# To do:
Your task is to repeat the listing exactly.

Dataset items

• • • • •

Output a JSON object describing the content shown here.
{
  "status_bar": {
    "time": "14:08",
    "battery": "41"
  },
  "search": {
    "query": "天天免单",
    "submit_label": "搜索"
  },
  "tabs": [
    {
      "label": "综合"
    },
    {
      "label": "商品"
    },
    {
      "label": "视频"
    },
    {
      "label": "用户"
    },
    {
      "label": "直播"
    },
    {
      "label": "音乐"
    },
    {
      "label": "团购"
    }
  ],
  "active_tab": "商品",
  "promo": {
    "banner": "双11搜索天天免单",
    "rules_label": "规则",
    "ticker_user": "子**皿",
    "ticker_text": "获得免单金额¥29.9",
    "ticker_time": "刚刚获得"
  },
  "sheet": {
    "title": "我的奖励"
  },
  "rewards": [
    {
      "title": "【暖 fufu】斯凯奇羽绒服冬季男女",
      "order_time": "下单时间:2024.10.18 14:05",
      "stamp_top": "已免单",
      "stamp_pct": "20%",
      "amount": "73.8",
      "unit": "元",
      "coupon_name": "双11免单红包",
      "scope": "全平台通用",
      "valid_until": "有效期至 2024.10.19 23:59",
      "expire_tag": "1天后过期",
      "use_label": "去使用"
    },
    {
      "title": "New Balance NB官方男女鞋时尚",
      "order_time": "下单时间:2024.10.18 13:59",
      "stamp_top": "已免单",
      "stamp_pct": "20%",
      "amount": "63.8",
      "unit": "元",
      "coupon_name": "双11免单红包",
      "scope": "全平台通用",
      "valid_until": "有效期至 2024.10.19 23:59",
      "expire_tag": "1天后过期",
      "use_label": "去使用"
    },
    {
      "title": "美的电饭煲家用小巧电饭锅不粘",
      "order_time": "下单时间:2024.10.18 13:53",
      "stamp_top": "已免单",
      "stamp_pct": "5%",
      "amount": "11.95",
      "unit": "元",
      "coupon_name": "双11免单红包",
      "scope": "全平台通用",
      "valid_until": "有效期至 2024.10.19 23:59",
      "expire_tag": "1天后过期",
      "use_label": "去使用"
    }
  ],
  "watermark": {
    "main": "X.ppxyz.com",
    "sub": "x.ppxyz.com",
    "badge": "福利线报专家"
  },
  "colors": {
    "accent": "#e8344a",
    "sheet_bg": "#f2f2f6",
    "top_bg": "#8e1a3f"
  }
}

• • • • •

# Exercise response:
Output a JSON object describing the content shown here.
{
  "status_bar": {
    "time": "14:08",
    "battery": "41"
  },
  "search": {
    "query": "天天免单",
    "submit_label": "搜索"
  },
  "tabs": [
    {
      "label": "综合"
    },
    {
      "label": "商品"
    },
    {
      "label": "视频"
    },
    {
      "label": "用户"
    },
    {
      "label": "直播"
    },
    {
      "label": "音乐"
    },
    {
      "label": "团购"
    }
  ],
  "active_tab": "商品",
  "promo": {
    "banner": "双11搜索天天免单",
    "rules_label": "规则",
    "ticker_user": "子**皿",
    "ticker_text": "获得免单金额¥29.9",
    "ticker_time": "刚刚获得"
  },
  "sheet": {
    "title": "我的奖励"
  },
  "rewards": [
    {
      "title": "【暖 fufu】斯凯奇羽绒服冬季男女",
      "order_time": "下单时间:2024.10.18 14:05",
      "stamp_top": "已免单",
      "stamp_pct": "20%",
      "amount": "73.8",
      "unit": "元",
      "coupon_name": "双11免单红包",
      "scope": "全平台通用",
      "valid_until": "有效期至 2024.10.19 23:59",
      "expire_tag": "1天后过期",
      "use_label": "去使用"
    },
    {
      "title": "New Balance NB官方男女鞋时尚",
      "order_time": "下单时间:2024.10.18 13:59",
      "stamp_top": "已免单",
      "stamp_pct": "20%",
      "amount": "63.8",
      "unit": "元",
      "coupon_name": "双11免单红包",
      "scope": "全平台通用",
      "valid_until": "有效期至 2024.10.19 23:59",
      "expire_tag": "1天后过期",
      "use_label": "去使用"
    },
    {
      "title": "美的电饭煲家用小巧电饭锅不粘",
      "order_time": "下单时间:2024.10.18 13:53",
      "stamp_top": "已免单",
      "stamp_pct": "5%",
      "amount": "11.95",
      "unit": "元",
      "coupon_name": "双11免单红包",
      "scope": "全平台通用",
      "valid_until": "有效期至 2024.10.19 23:59",
      "expire_tag": "1天后过期",
      "use_label": "去使用"
    }
  ],
  "watermark": {
    "main": "X.ppxyz.com",
    "sub": "x.ppxyz.com",
    "badge": "福利线报专家"
  },
  "colors": {
    "accent": "#e8344a",
    "sheet_bg": "#f2f2f6",
    "top_bg": "#8e1a3f"
  }
}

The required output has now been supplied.